Task instructions — Starting at the first line of the entries and stopping after the line that contains "- y-tick-label: 0: [33, 621, 40, 634]", format each line as a string in a JSON list, skipping any blank lines.

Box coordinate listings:
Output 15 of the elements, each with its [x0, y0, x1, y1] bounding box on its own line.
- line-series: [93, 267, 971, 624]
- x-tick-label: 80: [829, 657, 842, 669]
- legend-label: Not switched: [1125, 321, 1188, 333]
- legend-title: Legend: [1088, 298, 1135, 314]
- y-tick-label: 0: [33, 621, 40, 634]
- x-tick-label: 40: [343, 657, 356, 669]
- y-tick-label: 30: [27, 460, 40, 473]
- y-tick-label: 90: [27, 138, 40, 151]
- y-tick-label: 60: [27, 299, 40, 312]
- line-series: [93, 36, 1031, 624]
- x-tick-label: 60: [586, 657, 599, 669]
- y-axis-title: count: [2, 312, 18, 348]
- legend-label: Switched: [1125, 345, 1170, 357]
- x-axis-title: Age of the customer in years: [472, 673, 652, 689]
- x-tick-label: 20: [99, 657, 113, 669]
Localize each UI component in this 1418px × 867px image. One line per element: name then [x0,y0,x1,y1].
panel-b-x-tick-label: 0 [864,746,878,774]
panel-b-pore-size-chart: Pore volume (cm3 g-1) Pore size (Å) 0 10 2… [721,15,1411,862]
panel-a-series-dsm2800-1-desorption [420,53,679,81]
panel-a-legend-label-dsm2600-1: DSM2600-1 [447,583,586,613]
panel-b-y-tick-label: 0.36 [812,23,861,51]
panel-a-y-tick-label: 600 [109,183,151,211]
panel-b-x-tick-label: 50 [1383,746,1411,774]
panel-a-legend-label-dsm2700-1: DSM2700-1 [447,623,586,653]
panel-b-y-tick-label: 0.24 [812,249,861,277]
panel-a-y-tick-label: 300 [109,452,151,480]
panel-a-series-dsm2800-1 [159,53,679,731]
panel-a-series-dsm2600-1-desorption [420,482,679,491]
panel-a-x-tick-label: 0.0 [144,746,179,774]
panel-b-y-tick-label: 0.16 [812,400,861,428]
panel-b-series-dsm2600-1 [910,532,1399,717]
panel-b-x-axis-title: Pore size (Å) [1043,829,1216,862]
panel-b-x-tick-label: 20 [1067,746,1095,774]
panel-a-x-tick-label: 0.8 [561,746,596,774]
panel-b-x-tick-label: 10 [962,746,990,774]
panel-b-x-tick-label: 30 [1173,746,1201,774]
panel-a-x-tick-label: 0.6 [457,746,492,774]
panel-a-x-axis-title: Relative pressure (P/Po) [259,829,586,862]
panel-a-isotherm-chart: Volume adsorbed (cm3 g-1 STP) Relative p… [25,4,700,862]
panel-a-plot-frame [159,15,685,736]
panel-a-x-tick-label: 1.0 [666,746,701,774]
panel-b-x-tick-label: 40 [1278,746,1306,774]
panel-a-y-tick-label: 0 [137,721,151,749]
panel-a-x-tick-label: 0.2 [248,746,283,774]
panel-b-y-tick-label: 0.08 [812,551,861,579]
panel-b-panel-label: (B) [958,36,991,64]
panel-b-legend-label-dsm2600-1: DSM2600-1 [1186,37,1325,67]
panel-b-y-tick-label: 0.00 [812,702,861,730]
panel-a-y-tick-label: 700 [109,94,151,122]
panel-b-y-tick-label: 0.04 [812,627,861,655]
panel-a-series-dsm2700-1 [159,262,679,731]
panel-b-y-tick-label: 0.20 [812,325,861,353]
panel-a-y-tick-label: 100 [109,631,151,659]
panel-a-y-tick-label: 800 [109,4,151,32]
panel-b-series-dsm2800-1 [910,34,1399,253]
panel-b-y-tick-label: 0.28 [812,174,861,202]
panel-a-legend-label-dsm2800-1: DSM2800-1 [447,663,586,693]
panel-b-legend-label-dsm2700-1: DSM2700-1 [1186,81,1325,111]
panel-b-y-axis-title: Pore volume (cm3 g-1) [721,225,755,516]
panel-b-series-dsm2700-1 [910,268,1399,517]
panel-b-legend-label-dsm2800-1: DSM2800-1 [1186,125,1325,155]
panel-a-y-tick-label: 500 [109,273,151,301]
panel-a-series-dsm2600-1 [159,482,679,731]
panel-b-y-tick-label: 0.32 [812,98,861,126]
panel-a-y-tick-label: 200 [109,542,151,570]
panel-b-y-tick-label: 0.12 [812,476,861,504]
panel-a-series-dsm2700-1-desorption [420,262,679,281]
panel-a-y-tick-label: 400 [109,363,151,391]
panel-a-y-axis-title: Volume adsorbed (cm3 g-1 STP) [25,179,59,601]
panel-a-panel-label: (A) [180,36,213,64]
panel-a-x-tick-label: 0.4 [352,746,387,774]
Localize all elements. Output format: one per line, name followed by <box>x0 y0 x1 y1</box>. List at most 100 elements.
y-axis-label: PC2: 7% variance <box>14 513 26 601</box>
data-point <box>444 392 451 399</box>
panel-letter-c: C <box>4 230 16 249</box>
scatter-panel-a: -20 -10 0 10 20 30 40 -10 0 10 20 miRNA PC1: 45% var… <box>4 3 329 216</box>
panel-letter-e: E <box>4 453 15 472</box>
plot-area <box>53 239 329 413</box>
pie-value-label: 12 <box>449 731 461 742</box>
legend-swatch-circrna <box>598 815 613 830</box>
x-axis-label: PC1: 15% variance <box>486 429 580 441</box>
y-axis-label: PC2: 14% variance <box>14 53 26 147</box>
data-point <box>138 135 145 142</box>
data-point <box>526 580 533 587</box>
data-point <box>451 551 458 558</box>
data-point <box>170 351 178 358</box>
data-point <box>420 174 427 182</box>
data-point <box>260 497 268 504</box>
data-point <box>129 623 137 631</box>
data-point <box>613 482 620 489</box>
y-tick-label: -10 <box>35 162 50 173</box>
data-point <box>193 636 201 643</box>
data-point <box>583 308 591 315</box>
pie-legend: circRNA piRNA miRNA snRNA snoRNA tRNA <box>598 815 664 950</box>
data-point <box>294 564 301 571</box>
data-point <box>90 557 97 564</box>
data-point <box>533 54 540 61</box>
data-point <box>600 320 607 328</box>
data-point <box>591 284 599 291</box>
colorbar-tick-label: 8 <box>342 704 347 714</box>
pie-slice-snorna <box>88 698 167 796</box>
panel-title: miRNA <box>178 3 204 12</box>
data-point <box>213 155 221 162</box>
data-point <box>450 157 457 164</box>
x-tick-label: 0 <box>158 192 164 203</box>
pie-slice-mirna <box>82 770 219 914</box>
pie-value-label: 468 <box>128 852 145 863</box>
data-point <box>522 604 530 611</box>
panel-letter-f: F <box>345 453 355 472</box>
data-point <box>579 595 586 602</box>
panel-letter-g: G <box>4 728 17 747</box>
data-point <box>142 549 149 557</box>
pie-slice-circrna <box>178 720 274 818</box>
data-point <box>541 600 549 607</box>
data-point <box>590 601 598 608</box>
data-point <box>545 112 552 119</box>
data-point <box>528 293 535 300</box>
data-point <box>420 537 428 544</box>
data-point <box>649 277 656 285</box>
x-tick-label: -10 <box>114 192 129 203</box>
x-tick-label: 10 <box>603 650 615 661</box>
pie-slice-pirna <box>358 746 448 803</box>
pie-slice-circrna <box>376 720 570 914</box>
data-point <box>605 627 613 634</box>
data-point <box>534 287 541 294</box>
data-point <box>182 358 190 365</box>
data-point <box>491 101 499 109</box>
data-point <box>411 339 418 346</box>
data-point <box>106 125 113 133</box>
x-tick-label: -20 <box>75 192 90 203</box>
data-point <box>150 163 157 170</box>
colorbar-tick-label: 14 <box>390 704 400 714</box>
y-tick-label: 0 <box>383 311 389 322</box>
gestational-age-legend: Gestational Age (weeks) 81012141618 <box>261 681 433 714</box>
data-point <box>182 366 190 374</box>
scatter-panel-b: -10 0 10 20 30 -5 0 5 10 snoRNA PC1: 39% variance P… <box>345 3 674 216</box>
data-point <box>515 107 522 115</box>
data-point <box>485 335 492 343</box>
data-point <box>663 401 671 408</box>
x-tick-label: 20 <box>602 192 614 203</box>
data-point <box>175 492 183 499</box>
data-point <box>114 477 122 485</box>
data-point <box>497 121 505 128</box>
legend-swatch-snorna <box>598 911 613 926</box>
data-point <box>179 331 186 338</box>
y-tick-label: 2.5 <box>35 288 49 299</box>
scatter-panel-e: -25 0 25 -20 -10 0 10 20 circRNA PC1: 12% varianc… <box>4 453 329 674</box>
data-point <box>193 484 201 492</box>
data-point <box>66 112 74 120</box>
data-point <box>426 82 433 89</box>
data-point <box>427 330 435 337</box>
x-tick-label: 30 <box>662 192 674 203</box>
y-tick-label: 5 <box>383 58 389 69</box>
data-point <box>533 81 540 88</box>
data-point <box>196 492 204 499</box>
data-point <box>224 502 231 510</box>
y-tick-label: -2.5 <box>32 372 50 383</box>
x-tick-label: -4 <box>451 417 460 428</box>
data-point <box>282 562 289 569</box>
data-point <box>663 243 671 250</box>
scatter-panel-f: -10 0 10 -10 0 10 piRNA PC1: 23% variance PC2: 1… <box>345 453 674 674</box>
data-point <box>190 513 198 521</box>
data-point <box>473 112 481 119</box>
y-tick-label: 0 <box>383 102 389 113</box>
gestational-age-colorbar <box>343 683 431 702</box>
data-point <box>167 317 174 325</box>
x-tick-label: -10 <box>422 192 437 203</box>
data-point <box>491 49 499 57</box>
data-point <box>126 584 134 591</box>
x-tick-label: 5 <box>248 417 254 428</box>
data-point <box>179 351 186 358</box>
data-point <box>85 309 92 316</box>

Response for this exercise —
[
  "Output 15 of the elements, each with its [x0, y0, x1, y1] bounding box on its own line.",
  "- line-series: [93, 267, 971, 624]",
  "- x-tick-label: 80: [829, 657, 842, 669]",
  "- legend-label: Not switched: [1125, 321, 1188, 333]",
  "- legend-title: Legend: [1088, 298, 1135, 314]",
  "- y-tick-label: 0: [33, 621, 40, 634]"
]